GIVEN RECORDS

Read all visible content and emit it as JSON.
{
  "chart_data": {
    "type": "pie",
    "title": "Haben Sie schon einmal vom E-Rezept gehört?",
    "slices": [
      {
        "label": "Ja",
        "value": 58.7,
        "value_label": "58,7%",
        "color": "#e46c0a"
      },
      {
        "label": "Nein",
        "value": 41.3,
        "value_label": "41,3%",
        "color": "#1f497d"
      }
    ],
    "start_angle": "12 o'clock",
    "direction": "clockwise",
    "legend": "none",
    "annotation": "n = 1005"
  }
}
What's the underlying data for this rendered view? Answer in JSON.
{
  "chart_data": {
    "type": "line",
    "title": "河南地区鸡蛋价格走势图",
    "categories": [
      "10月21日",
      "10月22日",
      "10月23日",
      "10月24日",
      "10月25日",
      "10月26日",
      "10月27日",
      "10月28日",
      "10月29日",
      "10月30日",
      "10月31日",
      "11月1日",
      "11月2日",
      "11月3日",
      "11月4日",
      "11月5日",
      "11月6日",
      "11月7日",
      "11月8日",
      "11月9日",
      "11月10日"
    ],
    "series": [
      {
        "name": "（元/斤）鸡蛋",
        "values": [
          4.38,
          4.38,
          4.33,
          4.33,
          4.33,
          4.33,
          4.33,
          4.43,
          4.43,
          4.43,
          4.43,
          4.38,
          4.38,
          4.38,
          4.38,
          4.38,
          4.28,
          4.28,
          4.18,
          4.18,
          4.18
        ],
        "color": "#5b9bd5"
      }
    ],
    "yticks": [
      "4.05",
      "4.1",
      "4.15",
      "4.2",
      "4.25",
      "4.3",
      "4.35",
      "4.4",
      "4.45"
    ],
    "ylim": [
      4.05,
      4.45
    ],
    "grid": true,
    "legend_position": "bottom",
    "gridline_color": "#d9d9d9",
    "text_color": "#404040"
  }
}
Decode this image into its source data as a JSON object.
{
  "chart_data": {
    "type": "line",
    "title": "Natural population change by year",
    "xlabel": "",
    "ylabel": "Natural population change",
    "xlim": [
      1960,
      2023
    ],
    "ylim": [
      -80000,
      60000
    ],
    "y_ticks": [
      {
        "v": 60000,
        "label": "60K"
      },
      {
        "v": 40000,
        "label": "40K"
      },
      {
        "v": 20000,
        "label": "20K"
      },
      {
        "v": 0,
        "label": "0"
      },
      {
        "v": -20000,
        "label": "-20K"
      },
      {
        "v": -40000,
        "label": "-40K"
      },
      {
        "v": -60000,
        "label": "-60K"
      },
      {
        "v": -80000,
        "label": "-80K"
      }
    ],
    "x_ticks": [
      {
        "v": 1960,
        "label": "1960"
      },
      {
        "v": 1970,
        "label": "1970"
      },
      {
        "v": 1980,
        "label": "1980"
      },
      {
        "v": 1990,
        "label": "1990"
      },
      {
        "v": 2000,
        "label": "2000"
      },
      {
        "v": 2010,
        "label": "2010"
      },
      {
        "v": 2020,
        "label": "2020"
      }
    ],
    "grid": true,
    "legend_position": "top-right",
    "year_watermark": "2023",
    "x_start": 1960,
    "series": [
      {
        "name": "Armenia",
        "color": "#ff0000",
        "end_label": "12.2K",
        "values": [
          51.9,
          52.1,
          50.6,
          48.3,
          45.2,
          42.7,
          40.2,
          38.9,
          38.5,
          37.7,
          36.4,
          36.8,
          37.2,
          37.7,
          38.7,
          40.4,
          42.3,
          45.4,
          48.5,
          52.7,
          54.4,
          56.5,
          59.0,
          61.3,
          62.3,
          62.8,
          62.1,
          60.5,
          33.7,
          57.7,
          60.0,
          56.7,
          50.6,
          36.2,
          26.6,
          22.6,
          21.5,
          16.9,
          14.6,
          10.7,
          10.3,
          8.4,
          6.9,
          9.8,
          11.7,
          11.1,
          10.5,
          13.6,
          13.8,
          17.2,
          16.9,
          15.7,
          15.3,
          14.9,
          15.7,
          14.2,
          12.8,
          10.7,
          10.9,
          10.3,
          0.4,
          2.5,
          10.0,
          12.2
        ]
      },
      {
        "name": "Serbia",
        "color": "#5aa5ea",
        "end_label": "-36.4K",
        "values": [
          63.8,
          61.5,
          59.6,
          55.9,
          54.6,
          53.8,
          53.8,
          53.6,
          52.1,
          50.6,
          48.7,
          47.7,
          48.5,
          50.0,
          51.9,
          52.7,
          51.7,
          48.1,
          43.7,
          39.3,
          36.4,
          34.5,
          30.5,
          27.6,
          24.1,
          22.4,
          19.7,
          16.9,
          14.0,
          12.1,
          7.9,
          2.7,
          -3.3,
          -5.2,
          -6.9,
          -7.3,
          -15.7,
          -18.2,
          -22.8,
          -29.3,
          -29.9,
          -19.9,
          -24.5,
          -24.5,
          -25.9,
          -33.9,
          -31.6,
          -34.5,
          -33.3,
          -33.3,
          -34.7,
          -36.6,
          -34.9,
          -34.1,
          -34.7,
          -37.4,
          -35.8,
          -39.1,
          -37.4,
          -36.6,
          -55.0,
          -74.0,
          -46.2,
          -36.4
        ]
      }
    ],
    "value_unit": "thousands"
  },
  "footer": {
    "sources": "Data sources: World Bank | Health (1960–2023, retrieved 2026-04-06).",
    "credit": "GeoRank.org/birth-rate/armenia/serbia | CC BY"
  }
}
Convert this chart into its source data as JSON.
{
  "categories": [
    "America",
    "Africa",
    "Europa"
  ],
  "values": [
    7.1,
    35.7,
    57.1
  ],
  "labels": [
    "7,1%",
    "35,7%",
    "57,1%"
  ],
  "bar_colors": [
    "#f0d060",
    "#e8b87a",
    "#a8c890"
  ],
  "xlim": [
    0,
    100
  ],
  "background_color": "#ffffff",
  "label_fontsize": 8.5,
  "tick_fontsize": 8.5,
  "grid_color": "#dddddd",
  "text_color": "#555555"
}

TASK DESCRIPTION
Take the lines above from the one holding "Convert this chart" to the last and output them exactly.

RIGHT ANSWER
Convert this chart into its source data as JSON.
{
  "categories": [
    "America",
    "Africa",
    "Europa"
  ],
  "values": [
    7.1,
    35.7,
    57.1
  ],
  "labels": [
    "7,1%",
    "35,7%",
    "57,1%"
  ],
  "bar_colors": [
    "#f0d060",
    "#e8b87a",
    "#a8c890"
  ],
  "xlim": [
    0,
    100
  ],
  "background_color": "#ffffff",
  "label_fontsize": 8.5,
  "tick_fontsize": 8.5,
  "grid_color": "#dddddd",
  "text_color": "#555555"
}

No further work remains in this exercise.